To do - Using the data below, gather each line that includes the word "JSON".

[Rows from a figure dataset]
• • • • • • •
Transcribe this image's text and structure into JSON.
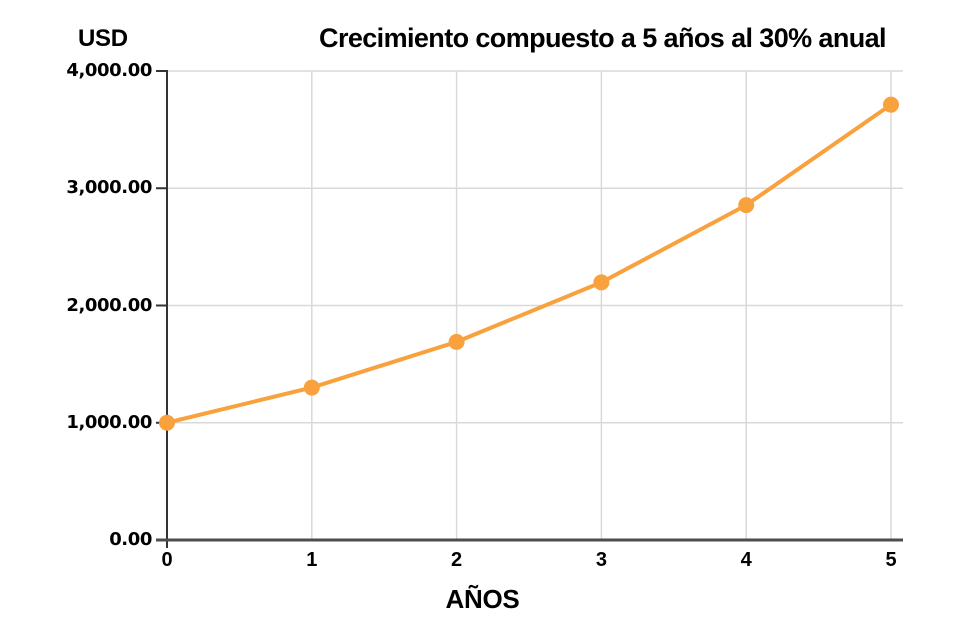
{
  "chart_data": {
    "type": "line",
    "title": "Crecimiento compuesto a 5 años al 30% anual",
    "xlabel": "AÑOS",
    "ylabel": "USD",
    "x": [
      0,
      1,
      2,
      3,
      4,
      5
    ],
    "x_tick_labels": [
      "0",
      "1",
      "2",
      "3",
      "4",
      "5"
    ],
    "y_ticks": [
      0,
      1000,
      2000,
      3000,
      4000
    ],
    "y_tick_labels": [
      "0.00",
      "1,000.00",
      "2,000.00",
      "3,000.00",
      "4,000.00"
    ],
    "ylim": [
      0,
      4000
    ],
    "grid": true,
    "legend": "none",
    "series": [
      {
        "name": "Crecimiento compuesto",
        "color": "#F8A13D",
        "values": [
          1000,
          1300,
          1690,
          2197,
          2856.1,
          3712.93
        ]
      }
    ],
    "colors": {
      "gridline": "#D9D9D9",
      "y_axis": "#333333",
      "x_axis": "#4D4D4D",
      "text": "#000000"
    }
  }
}
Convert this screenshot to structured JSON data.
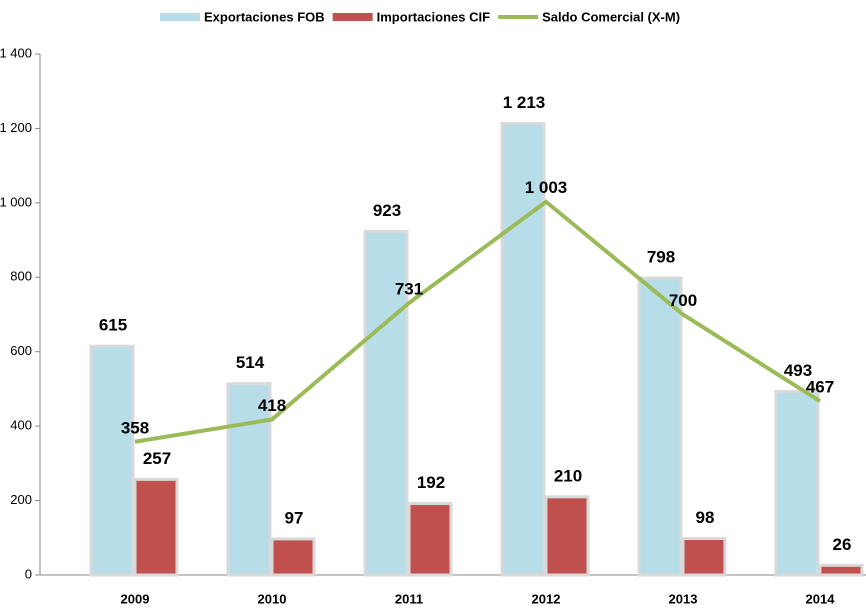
{
  "chart_data": {
    "type": "bar-line",
    "categories": [
      "2009",
      "2010",
      "2011",
      "2012",
      "2013",
      "2014"
    ],
    "series": [
      {
        "name": "Exportaciones FOB",
        "type": "bar",
        "color": "#b7dde8",
        "values": [
          615,
          514,
          923,
          1213,
          798,
          493
        ],
        "value_labels": [
          "615",
          "514",
          "923",
          "1 213",
          "798",
          "493"
        ]
      },
      {
        "name": "Importaciones CIF",
        "type": "bar",
        "color": "#c0504d",
        "values": [
          257,
          97,
          192,
          210,
          98,
          26
        ]
      },
      {
        "name": "Saldo Comercial (X-M)",
        "type": "line",
        "color": "#9bbb59",
        "values": [
          358,
          418,
          731,
          1003,
          700,
          467
        ],
        "value_labels": [
          "358",
          "418",
          "731",
          "1 003",
          "700",
          "467"
        ]
      }
    ],
    "ylim": [
      0,
      1400
    ],
    "yticks": [
      0,
      200,
      400,
      600,
      800,
      {
        "value": 1000,
        "label": "1 000"
      },
      {
        "value": 1200,
        "label": "1 200"
      },
      {
        "value": 1400,
        "label": "1 400"
      }
    ],
    "legend": "top"
  }
}
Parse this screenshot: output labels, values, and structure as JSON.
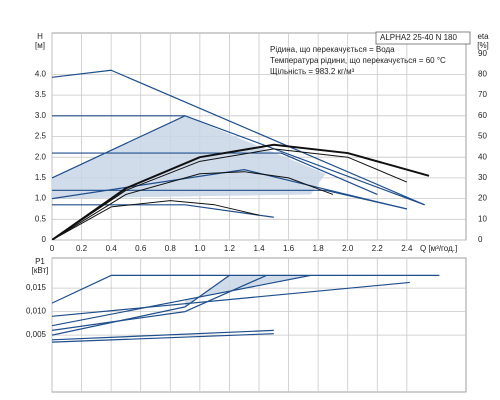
{
  "chart_data": [
    {
      "type": "line",
      "title": "ALPHA2 25-40 N 180",
      "notes": [
        "Рідина, що перекачується = Вода",
        "Температура рідини, що перекачується = 60 °C",
        "Щільність = 983.2 кг/м³"
      ],
      "ylabel": [
        "H",
        "[м]"
      ],
      "y2label": [
        "eta",
        "[%]"
      ],
      "xlabel": "Q [м³/год.]",
      "xlim": [
        0,
        2.8
      ],
      "ylim": [
        0,
        5
      ],
      "y2lim": [
        0,
        100
      ],
      "xticks": [
        0,
        0.2,
        0.4,
        0.6,
        0.8,
        {
          "value": 1,
          "label": "1.0"
        },
        1.2,
        1.4,
        1.6,
        1.8,
        {
          "value": 2,
          "label": "2.0"
        },
        2.2,
        2.4
      ],
      "yticks": [
        0,
        0.5,
        {
          "value": 1,
          "label": "1.0"
        },
        1.5,
        {
          "value": 2,
          "label": "2.0"
        },
        2.5,
        {
          "value": 3,
          "label": "3.0"
        },
        3.5,
        {
          "value": 4,
          "label": "4.0"
        }
      ],
      "y2ticks": [
        0,
        10,
        20,
        30,
        40,
        50,
        60,
        70,
        80,
        90
      ],
      "grid": true,
      "series": [
        {
          "color": "#c9d6e8",
          "fill": true,
          "x": [
            0,
            0.9,
            1.85,
            1.75,
            0
          ],
          "y": [
            1.5,
            3.0,
            1.6,
            1.1,
            1.0
          ]
        },
        {
          "color": "#1f4e8c",
          "x": [
            0,
            0.4,
            2.52
          ],
          "y": [
            3.93,
            4.1,
            0.85
          ]
        },
        {
          "color": "#1f4e8c",
          "x": [
            0,
            0.9,
            2.52
          ],
          "y": [
            1.5,
            3.0,
            0.85
          ]
        },
        {
          "color": "#1f4e8c",
          "x": [
            0,
            0.9
          ],
          "y": [
            3.0,
            3.0
          ]
        },
        {
          "color": "#1f4e8c",
          "x": [
            0,
            1.55,
            2.2
          ],
          "y": [
            2.1,
            2.1,
            1.1
          ]
        },
        {
          "color": "#1f4e8c",
          "x": [
            0,
            1.85,
            2.4
          ],
          "y": [
            1.2,
            1.2,
            0.75
          ]
        },
        {
          "color": "#1f4e8c",
          "x": [
            0,
            1.3,
            2.4
          ],
          "y": [
            1.0,
            1.7,
            0.75
          ]
        },
        {
          "color": "#1f4e8c",
          "x": [
            0,
            0.9,
            1.5
          ],
          "y": [
            0.85,
            0.85,
            0.55
          ]
        },
        {
          "color": "#111111",
          "axis": "y2",
          "width": 2,
          "x": [
            0,
            0.5,
            1.0,
            1.5,
            2.0,
            2.55
          ],
          "y": [
            0,
            25,
            40,
            46,
            42,
            31
          ]
        },
        {
          "color": "#111111",
          "axis": "y2",
          "width": 1,
          "x": [
            0,
            0.5,
            1.0,
            1.5,
            2.0,
            2.4
          ],
          "y": [
            0,
            24,
            38,
            44,
            40,
            28
          ]
        },
        {
          "color": "#111111",
          "axis": "y2",
          "width": 1,
          "x": [
            0,
            0.5,
            1.0,
            1.3,
            1.6,
            1.9
          ],
          "y": [
            0,
            22,
            32,
            33,
            30,
            22
          ]
        },
        {
          "color": "#111111",
          "axis": "y2",
          "width": 1,
          "x": [
            0,
            0.4,
            0.8,
            1.1,
            1.4
          ],
          "y": [
            0,
            16,
            19,
            17,
            12
          ]
        }
      ]
    },
    {
      "type": "line",
      "ylabel": [
        "P1",
        "[кВт]"
      ],
      "xlim": [
        0,
        2.8
      ],
      "ylim": [
        -0.0071,
        0.0214
      ],
      "xticks": [
        0,
        0.2,
        0.4,
        0.6,
        0.8,
        1,
        1.2,
        1.4,
        1.6,
        1.8,
        2,
        2.2,
        2.4
      ],
      "xtick_labels": false,
      "yticks": [
        {
          "value": 0.005,
          "label": "0,005"
        },
        {
          "value": 0.01,
          "label": "0,010"
        },
        {
          "value": 0.015,
          "label": "0,015"
        }
      ],
      "grid": true,
      "series": [
        {
          "color": "#c9d6e8",
          "fill": true,
          "x": [
            0.9,
            1.2,
            1.75,
            0.9
          ],
          "y": [
            0.011,
            0.0177,
            0.0177,
            0.0125
          ]
        },
        {
          "color": "#1f4e8c",
          "x": [
            0,
            0.4,
            2.62
          ],
          "y": [
            0.0118,
            0.0177,
            0.0177
          ]
        },
        {
          "color": "#1f4e8c",
          "x": [
            0,
            2.42
          ],
          "y": [
            0.009,
            0.0162
          ]
        },
        {
          "color": "#1f4e8c",
          "x": [
            0,
            0.9,
            1.75
          ],
          "y": [
            0.007,
            0.0125,
            0.0177
          ]
        },
        {
          "color": "#1f4e8c",
          "x": [
            0,
            0.9,
            1.45
          ],
          "y": [
            0.006,
            0.01,
            0.0177
          ]
        },
        {
          "color": "#1f4e8c",
          "x": [
            0,
            0.9,
            1.2
          ],
          "y": [
            0.005,
            0.011,
            0.0177
          ]
        },
        {
          "color": "#1f4e8c",
          "x": [
            0,
            1.5
          ],
          "y": [
            0.004,
            0.006
          ]
        },
        {
          "color": "#1f4e8c",
          "x": [
            0,
            1.5
          ],
          "y": [
            0.0035,
            0.0053
          ]
        }
      ]
    }
  ]
}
• • • • • • •
Final result -
Transcribe this image's text and structure into JSON.
Convert this screenshot to structured JSON data.
Parse this screenshot: output labels, values, and structure as JSON.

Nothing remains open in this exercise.